## Stated goal
Write out each entry again. Keep every word exactly as it is.

[Dataset records]
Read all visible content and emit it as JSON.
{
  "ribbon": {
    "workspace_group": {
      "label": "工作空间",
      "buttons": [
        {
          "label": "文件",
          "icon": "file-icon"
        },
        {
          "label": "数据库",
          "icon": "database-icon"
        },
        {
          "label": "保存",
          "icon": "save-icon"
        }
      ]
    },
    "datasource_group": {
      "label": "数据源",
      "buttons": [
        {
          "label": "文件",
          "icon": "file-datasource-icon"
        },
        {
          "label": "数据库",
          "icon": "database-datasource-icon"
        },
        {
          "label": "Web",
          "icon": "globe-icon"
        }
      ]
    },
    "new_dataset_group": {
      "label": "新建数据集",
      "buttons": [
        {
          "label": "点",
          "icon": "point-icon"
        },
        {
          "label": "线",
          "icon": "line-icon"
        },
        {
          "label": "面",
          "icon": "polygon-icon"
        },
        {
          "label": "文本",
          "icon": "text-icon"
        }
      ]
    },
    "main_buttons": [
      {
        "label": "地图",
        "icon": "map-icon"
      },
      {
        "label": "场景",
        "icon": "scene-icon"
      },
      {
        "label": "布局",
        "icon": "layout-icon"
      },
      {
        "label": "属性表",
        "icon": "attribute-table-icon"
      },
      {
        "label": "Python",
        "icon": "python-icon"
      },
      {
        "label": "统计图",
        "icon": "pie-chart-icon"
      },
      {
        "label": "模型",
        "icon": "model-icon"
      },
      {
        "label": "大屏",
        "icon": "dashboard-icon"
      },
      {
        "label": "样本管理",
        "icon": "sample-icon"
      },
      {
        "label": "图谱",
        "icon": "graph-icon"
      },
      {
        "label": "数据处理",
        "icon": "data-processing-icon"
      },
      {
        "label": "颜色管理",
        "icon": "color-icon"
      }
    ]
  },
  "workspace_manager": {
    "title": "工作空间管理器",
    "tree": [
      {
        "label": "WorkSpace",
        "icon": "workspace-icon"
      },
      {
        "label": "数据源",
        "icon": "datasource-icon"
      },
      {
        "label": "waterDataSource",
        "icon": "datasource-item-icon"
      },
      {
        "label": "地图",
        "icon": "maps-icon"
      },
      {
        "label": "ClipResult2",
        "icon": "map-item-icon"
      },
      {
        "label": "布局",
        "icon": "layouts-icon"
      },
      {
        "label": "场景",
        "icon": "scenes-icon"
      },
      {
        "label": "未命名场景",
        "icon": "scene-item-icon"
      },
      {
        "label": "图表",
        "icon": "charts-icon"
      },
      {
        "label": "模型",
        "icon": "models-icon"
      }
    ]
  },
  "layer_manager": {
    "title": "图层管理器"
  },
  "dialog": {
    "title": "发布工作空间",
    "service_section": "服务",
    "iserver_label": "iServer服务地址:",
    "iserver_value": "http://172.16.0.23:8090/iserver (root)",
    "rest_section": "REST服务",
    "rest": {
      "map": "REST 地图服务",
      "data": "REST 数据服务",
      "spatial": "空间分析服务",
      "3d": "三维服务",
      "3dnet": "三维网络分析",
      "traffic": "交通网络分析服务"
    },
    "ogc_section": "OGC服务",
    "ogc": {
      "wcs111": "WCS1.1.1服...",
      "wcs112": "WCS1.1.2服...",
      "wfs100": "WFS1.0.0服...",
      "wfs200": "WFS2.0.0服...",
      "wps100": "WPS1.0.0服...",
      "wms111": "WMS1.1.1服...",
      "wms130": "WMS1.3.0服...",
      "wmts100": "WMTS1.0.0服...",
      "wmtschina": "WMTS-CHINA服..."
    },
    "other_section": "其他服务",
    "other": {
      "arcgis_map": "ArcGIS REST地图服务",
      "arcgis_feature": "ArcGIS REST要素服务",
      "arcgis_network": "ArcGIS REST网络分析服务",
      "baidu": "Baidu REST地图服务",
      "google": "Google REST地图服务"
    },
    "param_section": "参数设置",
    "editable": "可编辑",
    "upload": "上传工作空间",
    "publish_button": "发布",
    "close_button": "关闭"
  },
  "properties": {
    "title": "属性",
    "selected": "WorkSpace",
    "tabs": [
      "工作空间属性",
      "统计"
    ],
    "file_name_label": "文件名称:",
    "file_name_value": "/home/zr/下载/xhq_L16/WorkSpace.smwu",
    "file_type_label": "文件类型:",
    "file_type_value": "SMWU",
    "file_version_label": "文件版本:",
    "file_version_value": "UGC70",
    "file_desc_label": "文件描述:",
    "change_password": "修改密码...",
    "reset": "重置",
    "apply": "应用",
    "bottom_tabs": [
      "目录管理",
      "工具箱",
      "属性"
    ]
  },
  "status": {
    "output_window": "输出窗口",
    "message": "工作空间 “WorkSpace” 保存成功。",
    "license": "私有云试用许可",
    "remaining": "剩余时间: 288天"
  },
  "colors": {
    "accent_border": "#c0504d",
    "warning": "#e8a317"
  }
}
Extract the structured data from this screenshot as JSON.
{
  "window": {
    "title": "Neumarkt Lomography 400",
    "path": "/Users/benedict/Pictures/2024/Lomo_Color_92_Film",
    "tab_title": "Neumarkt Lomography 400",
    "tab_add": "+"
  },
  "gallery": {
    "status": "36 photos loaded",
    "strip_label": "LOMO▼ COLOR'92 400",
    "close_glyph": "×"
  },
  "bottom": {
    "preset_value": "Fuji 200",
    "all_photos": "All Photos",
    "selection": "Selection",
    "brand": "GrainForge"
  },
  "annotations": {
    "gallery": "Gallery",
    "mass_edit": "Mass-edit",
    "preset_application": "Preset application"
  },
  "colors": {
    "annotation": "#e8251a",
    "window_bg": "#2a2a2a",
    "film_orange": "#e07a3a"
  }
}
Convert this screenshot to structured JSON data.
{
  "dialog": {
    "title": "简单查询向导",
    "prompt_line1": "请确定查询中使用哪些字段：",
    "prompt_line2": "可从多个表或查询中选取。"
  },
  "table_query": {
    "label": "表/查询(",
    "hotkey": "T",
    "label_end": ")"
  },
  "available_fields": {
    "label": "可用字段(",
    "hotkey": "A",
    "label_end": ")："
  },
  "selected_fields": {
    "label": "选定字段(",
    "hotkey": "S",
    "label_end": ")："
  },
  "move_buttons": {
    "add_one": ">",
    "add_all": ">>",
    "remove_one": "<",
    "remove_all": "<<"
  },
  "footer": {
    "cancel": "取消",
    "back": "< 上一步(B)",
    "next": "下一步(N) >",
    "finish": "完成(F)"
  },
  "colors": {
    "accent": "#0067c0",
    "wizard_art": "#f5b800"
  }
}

## Answer to the problem
Read all visible content and emit it as JSON.
{
  "ribbon": {
    "workspace_group": {
      "label": "工作空间",
      "buttons": [
        {
          "label": "文件",
          "icon": "file-icon"
        },
        {
          "label": "数据库",
          "icon": "database-icon"
        },
        {
          "label": "保存",
          "icon": "save-icon"
        }
      ]
    },
    "datasource_group": {
      "label": "数据源",
      "buttons": [
        {
          "label": "文件",
          "icon": "file-datasource-icon"
        },
        {
          "label": "数据库",
          "icon": "database-datasource-icon"
        },
        {
          "label": "Web",
          "icon": "globe-icon"
        }
      ]
    },
    "new_dataset_group": {
      "label": "新建数据集",
      "buttons": [
        {
          "label": "点",
          "icon": "point-icon"
        },
        {
          "label": "线",
          "icon": "line-icon"
        },
        {
          "label": "面",
          "icon": "polygon-icon"
        },
        {
          "label": "文本",
          "icon": "text-icon"
        }
      ]
    },
    "main_buttons": [
      {
        "label": "地图",
        "icon": "map-icon"
      },
      {
        "label": "场景",
        "icon": "scene-icon"
      },
      {
        "label": "布局",
        "icon": "layout-icon"
      },
      {
        "label": "属性表",
        "icon": "attribute-table-icon"
      },
      {
        "label": "Python",
        "icon": "python-icon"
      },
      {
        "label": "统计图",
        "icon": "pie-chart-icon"
      },
      {
        "label": "模型",
        "icon": "model-icon"
      },
      {
        "label": "大屏",
        "icon": "dashboard-icon"
      },
      {
        "label": "样本管理",
        "icon": "sample-icon"
      },
      {
        "label": "图谱",
        "icon": "graph-icon"
      },
      {
        "label": "数据处理",
        "icon": "data-processing-icon"
      },
      {
        "label": "颜色管理",
        "icon": "color-icon"
      }
    ]
  },
  "workspace_manager": {
    "title": "工作空间管理器",
    "tree": [
      {
        "label": "WorkSpace",
        "icon": "workspace-icon"
      },
      {
        "label": "数据源",
        "icon": "datasource-icon"
      },
      {
        "label": "waterDataSource",
        "icon": "datasource-item-icon"
      },
      {
        "label": "地图",
        "icon": "maps-icon"
      },
      {
        "label": "ClipResult2",
        "icon": "map-item-icon"
      },
      {
        "label": "布局",
        "icon": "layouts-icon"
      },
      {
        "label": "场景",
        "icon": "scenes-icon"
      },
      {
        "label": "未命名场景",
        "icon": "scene-item-icon"
      },
      {
        "label": "图表",
        "icon": "charts-icon"
      },
      {
        "label": "模型",
        "icon": "models-icon"
      }
    ]
  },
  "layer_manager": {
    "title": "图层管理器"
  },
  "dialog": {
    "title": "发布工作空间",
    "service_section": "服务",
    "iserver_label": "iServer服务地址:",
    "iserver_value": "http://172.16.0.23:8090/iserver (root)",
    "rest_section": "REST服务",
    "rest": {
      "map": "REST 地图服务",
      "data": "REST 数据服务",
      "spatial": "空间分析服务",
      "3d": "三维服务",
      "3dnet": "三维网络分析",
      "traffic": "交通网络分析服务"
    },
    "ogc_section": "OGC服务",
    "ogc": {
      "wcs111": "WCS1.1.1服...",
      "wcs112": "WCS1.1.2服...",
      "wfs100": "WFS1.0.0服...",
      "wfs200": "WFS2.0.0服...",
      "wps100": "WPS1.0.0服...",
      "wms111": "WMS1.1.1服...",
      "wms130": "WMS1.3.0服...",
      "wmts100": "WMTS1.0.0服...",
      "wmtschina": "WMTS-CHINA服..."
    },
    "other_section": "其他服务",
    "other": {
      "arcgis_map": "ArcGIS REST地图服务",
      "arcgis_feature": "ArcGIS REST要素服务",
      "arcgis_network": "ArcGIS REST网络分析服务",
      "baidu": "Baidu REST地图服务",
      "google": "Google REST地图服务"
    },
    "param_section": "参数设置",
    "editable": "可编辑",
    "upload": "上传工作空间",
    "publish_button": "发布",
    "close_button": "关闭"
  },
  "properties": {
    "title": "属性",
    "selected": "WorkSpace",
    "tabs": [
      "工作空间属性",
      "统计"
    ],
    "file_name_label": "文件名称:",
    "file_name_value": "/home/zr/下载/xhq_L16/WorkSpace.smwu",
    "file_type_label": "文件类型:",
    "file_type_value": "SMWU",
    "file_version_label": "文件版本:",
    "file_version_value": "UGC70",
    "file_desc_label": "文件描述:",
    "change_password": "修改密码...",
    "reset": "重置",
    "apply": "应用",
    "bottom_tabs": [
      "目录管理",
      "工具箱",
      "属性"
    ]
  },
  "status": {
    "output_window": "输出窗口",
    "message": "工作空间 “WorkSpace” 保存成功。",
    "license": "私有云试用许可",
    "remaining": "剩余时间: 288天"
  },
  "colors": {
    "accent_border": "#c0504d",
    "warning": "#e8a317"
  }
}
Extract the structured data from this screenshot as JSON.
{
  "window": {
    "title": "Neumarkt Lomography 400",
    "path": "/Users/benedict/Pictures/2024/Lomo_Color_92_Film",
    "tab_title": "Neumarkt Lomography 400",
    "tab_add": "+"
  },
  "gallery": {
    "status": "36 photos loaded",
    "strip_label": "LOMO▼ COLOR'92 400",
    "close_glyph": "×"
  },
  "bottom": {
    "preset_value": "Fuji 200",
    "all_photos": "All Photos",
    "selection": "Selection",
    "brand": "GrainForge"
  },
  "annotations": {
    "gallery": "Gallery",
    "mass_edit": "Mass-edit",
    "preset_application": "Preset application"
  },
  "colors": {
    "annotation": "#e8251a",
    "window_bg": "#2a2a2a",
    "film_orange": "#e07a3a"
  }
}
Convert this screenshot to structured JSON data.
{
  "dialog": {
    "title": "简单查询向导",
    "prompt_line1": "请确定查询中使用哪些字段：",
    "prompt_line2": "可从多个表或查询中选取。"
  },
  "table_query": {
    "label": "表/查询(",
    "hotkey": "T",
    "label_end": ")"
  },
  "available_fields": {
    "label": "可用字段(",
    "hotkey": "A",
    "label_end": ")："
  },
  "selected_fields": {
    "label": "选定字段(",
    "hotkey": "S",
    "label_end": ")："
  },
  "move_buttons": {
    "add_one": ">",
    "add_all": ">>",
    "remove_one": "<",
    "remove_all": "<<"
  },
  "footer": {
    "cancel": "取消",
    "back": "< 上一步(B)",
    "next": "下一步(N) >",
    "finish": "完成(F)"
  },
  "colors": {
    "accent": "#0067c0",
    "wizard_art": "#f5b800"
  }
}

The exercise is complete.